● **WRITTEN TASK**
Reproduce every line in the listing that contains the word "JSON".
══ SUPPLIED RECORDS ══
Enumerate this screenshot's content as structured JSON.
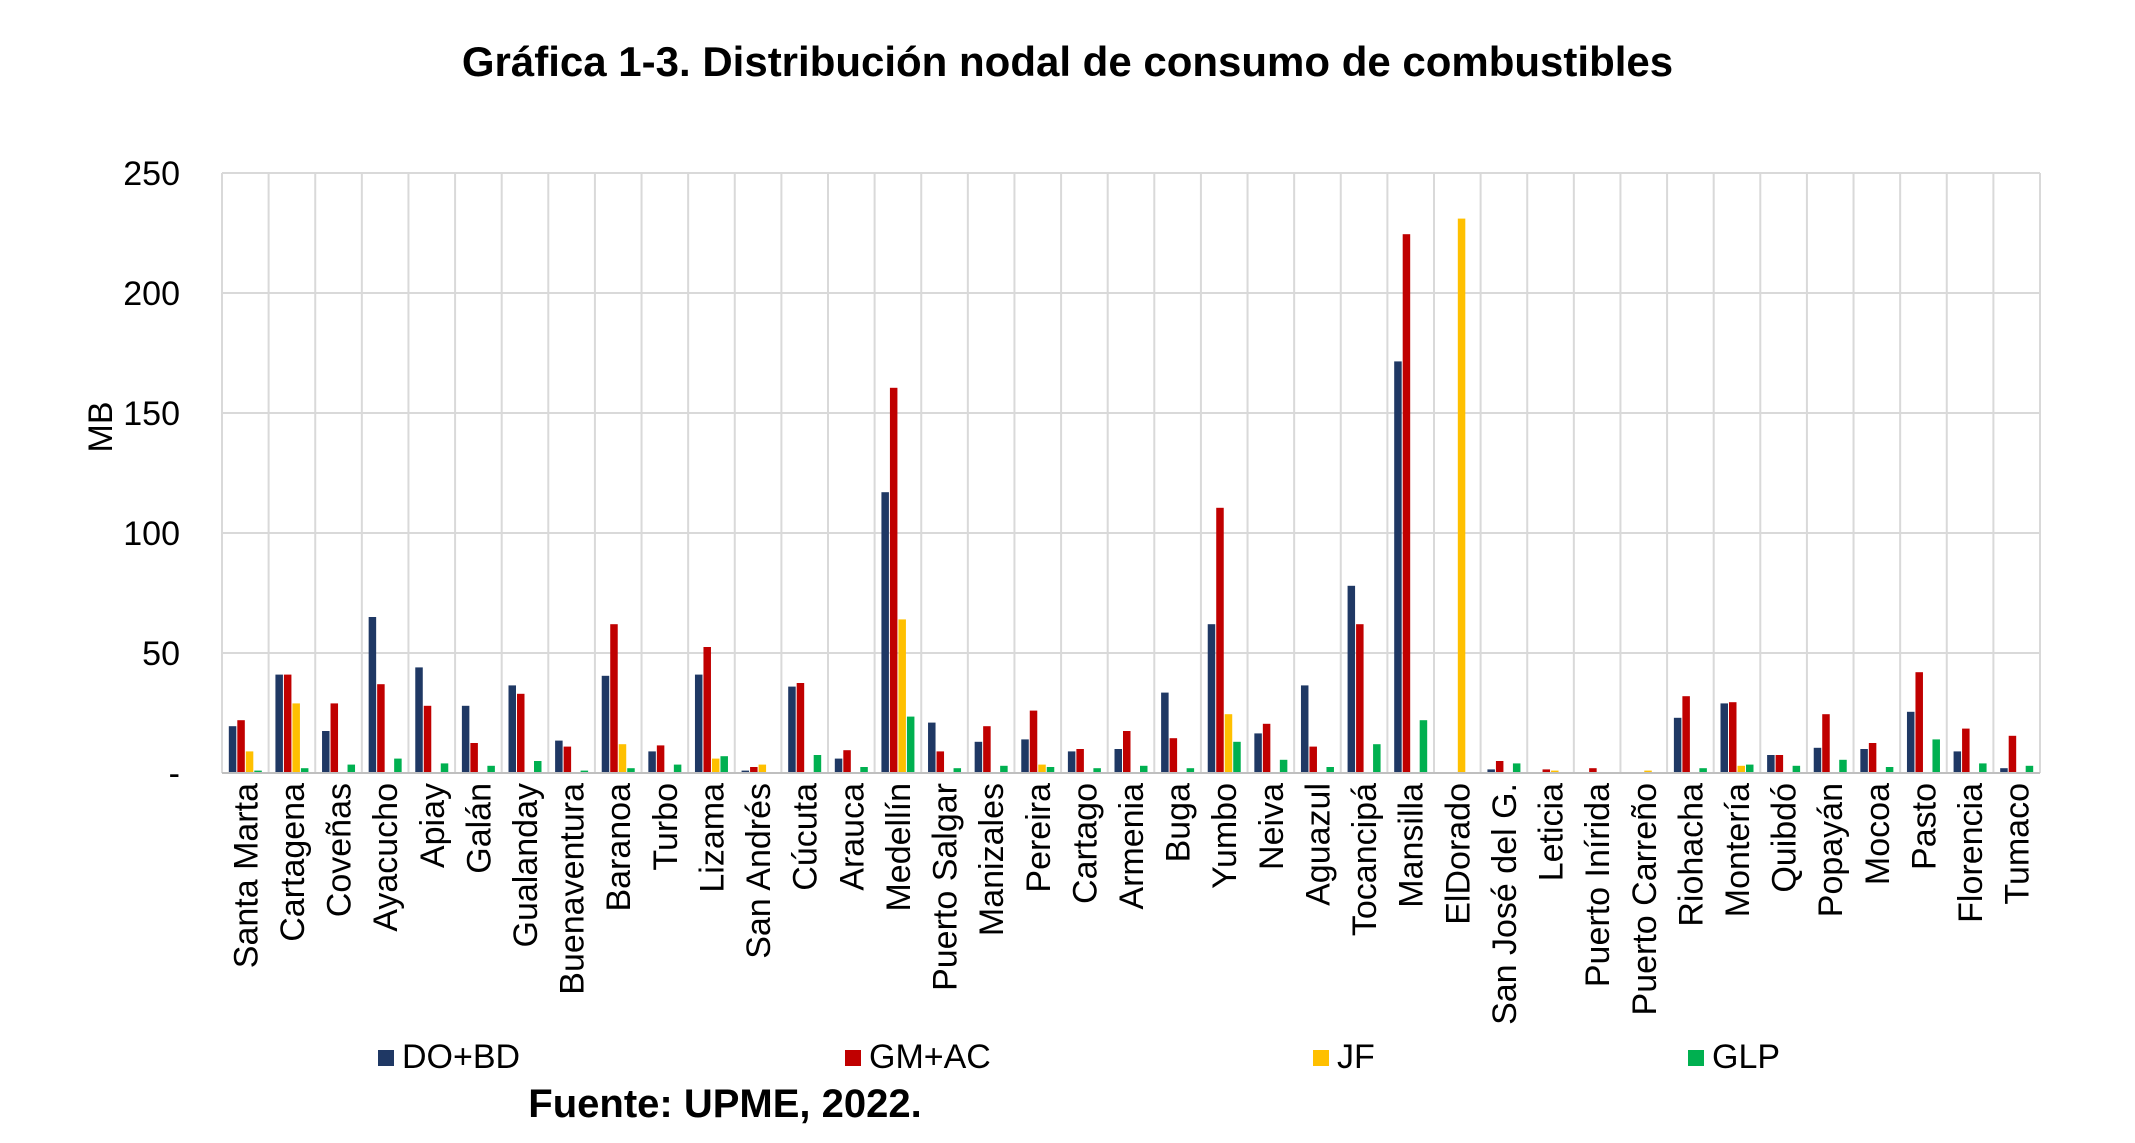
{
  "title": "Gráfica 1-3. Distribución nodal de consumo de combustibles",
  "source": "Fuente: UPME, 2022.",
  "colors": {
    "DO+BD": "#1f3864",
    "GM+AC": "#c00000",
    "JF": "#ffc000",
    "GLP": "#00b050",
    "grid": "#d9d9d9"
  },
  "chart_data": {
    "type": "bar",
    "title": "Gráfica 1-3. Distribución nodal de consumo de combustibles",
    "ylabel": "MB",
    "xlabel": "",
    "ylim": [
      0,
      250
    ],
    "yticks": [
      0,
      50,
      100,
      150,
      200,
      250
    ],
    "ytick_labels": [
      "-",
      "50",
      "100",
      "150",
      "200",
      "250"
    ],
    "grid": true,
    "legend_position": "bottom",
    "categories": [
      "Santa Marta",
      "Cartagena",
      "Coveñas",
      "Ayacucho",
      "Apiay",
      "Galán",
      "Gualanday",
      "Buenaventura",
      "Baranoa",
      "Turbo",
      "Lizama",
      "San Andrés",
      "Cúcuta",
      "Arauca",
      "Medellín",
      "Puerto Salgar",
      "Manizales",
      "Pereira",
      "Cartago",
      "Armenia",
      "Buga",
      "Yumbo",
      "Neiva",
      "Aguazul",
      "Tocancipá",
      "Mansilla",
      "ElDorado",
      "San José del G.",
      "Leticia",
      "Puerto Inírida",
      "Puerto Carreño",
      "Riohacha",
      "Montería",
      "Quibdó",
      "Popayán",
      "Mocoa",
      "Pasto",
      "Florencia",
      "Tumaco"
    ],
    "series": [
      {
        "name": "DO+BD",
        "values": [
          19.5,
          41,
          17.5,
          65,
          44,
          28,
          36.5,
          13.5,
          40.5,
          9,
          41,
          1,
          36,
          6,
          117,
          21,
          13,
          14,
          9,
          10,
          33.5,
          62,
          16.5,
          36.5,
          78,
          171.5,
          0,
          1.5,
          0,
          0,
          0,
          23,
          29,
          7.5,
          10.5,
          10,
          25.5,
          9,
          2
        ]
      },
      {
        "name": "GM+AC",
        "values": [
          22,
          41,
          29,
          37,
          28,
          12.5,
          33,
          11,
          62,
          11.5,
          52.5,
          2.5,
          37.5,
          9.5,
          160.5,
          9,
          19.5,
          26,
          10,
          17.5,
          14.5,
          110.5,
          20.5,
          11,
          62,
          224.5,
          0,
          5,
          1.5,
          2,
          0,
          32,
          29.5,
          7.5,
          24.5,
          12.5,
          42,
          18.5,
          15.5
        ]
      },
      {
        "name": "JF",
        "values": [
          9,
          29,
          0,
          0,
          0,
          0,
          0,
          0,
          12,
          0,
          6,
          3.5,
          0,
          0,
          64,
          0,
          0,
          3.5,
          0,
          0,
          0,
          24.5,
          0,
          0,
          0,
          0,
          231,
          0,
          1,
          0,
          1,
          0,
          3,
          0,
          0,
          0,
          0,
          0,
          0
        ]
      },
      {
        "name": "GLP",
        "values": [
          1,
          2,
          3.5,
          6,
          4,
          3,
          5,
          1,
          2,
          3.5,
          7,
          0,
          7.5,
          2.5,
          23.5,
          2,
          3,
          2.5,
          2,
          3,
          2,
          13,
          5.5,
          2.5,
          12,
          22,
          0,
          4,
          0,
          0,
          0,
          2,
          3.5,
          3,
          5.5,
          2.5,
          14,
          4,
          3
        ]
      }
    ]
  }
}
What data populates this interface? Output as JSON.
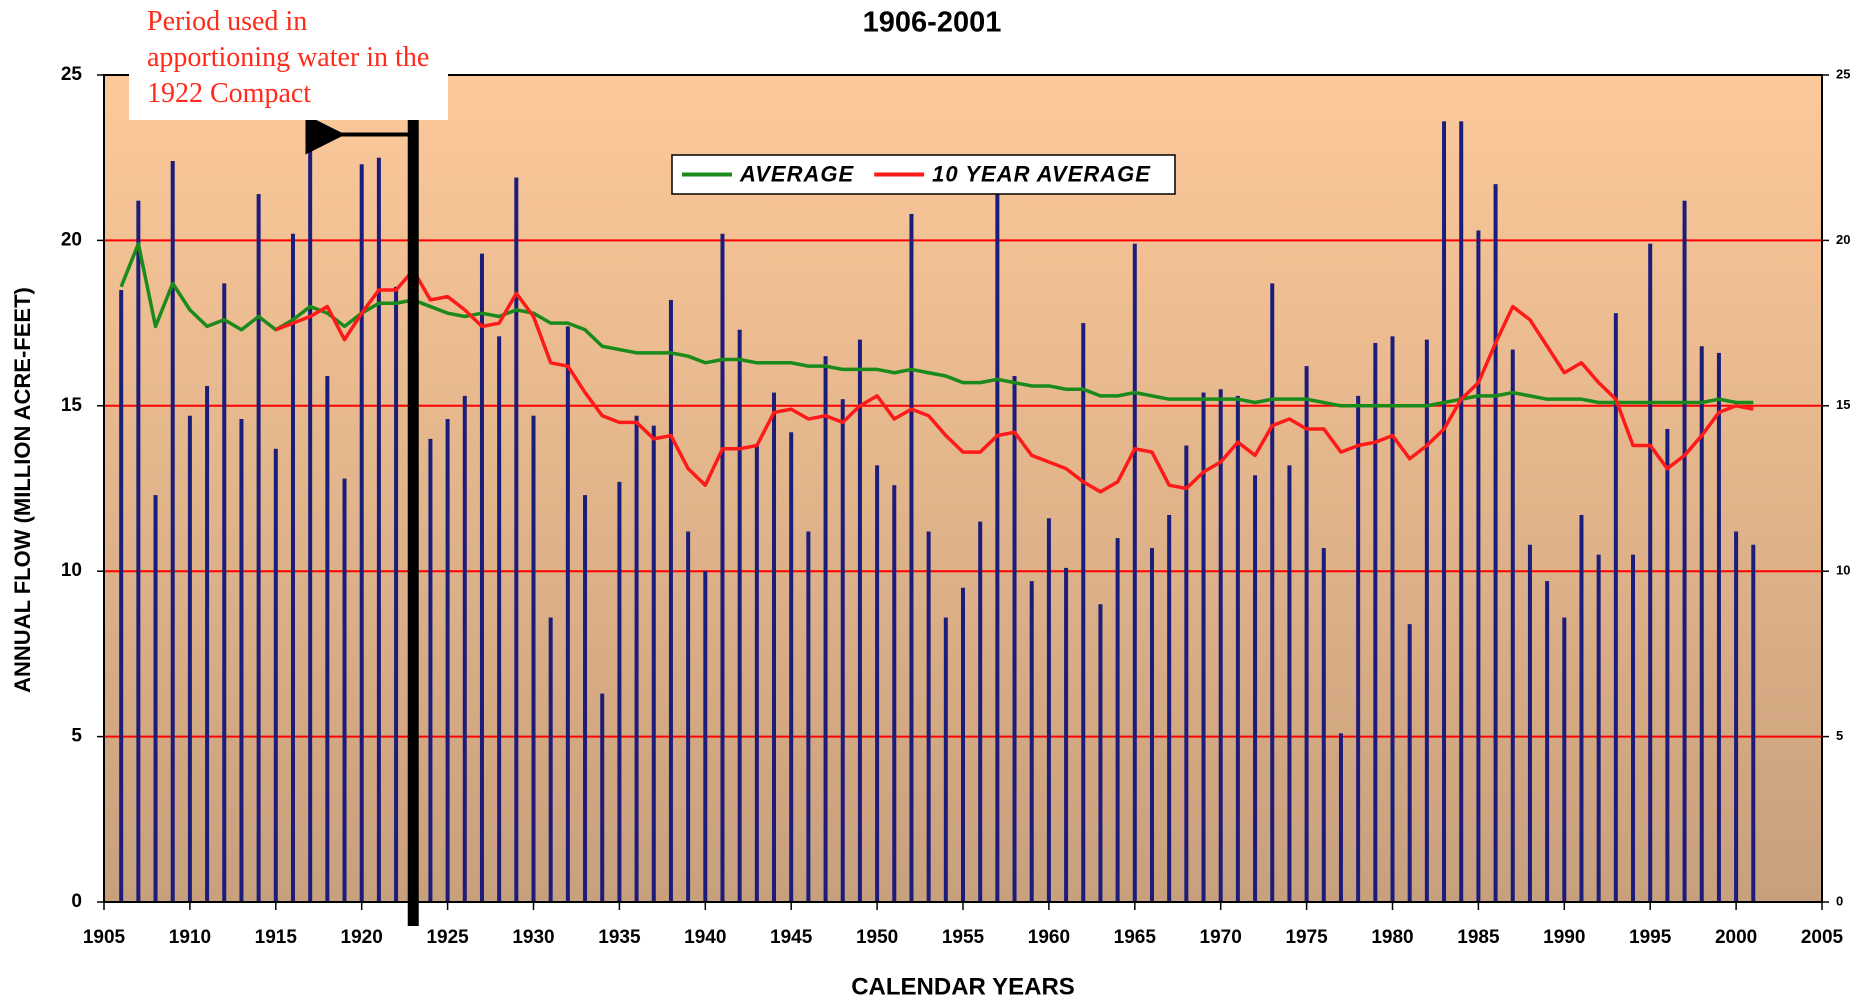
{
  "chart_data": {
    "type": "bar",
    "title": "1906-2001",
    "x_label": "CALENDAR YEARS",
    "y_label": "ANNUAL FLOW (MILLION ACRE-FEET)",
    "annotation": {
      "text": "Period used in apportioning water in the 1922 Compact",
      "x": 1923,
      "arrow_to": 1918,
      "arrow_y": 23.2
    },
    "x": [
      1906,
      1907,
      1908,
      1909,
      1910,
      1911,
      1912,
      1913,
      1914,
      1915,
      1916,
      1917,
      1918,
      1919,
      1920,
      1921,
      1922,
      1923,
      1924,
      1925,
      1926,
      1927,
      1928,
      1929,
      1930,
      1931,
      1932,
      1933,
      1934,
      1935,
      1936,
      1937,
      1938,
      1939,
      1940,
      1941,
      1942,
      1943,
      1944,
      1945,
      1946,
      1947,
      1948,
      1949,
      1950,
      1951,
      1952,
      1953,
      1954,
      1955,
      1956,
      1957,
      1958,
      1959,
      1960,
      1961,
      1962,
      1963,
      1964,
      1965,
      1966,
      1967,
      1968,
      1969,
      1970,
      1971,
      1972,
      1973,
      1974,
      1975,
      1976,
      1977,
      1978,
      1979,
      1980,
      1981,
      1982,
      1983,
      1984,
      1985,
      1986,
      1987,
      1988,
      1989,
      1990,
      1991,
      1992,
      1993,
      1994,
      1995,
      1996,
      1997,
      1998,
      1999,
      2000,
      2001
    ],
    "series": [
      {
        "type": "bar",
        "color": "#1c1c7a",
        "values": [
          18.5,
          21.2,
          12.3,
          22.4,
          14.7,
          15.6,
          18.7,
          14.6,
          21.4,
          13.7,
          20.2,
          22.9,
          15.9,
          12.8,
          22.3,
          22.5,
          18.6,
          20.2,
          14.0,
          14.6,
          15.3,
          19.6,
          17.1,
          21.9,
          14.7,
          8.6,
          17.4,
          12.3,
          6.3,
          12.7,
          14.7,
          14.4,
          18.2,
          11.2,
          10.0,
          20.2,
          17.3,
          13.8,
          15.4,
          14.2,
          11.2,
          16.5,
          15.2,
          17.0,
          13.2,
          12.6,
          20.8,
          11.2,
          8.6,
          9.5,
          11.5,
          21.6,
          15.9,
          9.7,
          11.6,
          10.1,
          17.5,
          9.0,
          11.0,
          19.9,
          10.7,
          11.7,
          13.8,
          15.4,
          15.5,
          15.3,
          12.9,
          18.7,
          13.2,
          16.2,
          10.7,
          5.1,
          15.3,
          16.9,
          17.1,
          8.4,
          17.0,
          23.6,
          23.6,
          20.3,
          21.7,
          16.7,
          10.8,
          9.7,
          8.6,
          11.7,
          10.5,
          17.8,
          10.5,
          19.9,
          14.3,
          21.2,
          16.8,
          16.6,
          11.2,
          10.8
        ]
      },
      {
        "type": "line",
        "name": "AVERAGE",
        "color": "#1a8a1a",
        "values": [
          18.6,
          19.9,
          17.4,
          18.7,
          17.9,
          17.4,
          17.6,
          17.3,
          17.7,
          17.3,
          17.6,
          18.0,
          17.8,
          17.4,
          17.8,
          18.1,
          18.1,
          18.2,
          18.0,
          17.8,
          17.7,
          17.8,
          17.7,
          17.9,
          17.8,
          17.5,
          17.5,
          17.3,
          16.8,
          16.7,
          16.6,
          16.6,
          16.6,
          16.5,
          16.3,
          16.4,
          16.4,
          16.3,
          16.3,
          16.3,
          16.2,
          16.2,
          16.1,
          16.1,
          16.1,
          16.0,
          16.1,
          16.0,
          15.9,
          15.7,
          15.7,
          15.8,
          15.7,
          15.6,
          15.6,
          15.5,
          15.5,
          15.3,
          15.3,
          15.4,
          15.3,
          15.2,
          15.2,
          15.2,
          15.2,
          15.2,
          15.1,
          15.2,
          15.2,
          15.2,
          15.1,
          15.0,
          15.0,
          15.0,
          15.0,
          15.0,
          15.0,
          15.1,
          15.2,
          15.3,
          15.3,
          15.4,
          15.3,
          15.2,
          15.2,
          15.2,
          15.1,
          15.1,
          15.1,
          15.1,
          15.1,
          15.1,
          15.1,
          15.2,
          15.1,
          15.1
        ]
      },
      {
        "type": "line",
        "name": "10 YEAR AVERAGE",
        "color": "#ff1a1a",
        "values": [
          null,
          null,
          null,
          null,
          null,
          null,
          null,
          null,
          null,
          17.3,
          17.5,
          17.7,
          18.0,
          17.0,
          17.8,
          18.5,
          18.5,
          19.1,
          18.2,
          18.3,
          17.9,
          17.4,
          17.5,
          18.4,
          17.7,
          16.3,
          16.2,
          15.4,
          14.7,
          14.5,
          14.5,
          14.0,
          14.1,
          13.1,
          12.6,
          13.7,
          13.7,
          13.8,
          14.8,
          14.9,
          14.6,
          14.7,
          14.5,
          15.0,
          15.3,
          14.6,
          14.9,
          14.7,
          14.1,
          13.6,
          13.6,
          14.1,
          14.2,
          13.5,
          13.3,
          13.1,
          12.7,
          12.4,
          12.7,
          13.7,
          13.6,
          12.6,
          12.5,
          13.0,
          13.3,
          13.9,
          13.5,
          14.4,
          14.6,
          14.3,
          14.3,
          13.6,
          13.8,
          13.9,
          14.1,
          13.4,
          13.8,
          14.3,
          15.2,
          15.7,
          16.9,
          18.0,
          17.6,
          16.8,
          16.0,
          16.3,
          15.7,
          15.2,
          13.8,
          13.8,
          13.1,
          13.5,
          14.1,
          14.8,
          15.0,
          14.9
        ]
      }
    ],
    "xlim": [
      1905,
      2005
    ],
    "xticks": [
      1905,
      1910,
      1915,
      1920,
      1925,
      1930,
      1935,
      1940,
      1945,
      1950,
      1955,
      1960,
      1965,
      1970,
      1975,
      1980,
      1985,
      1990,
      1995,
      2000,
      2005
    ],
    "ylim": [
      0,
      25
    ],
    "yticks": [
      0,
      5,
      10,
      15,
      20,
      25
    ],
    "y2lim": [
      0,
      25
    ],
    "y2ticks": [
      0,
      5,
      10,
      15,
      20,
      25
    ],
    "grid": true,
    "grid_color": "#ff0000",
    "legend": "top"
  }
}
═══
● **RESPONSE FOR THIS EXERCISE**
Enumerate this screenshot's content as structured JSON.
What data populates this interface? Output as JSON.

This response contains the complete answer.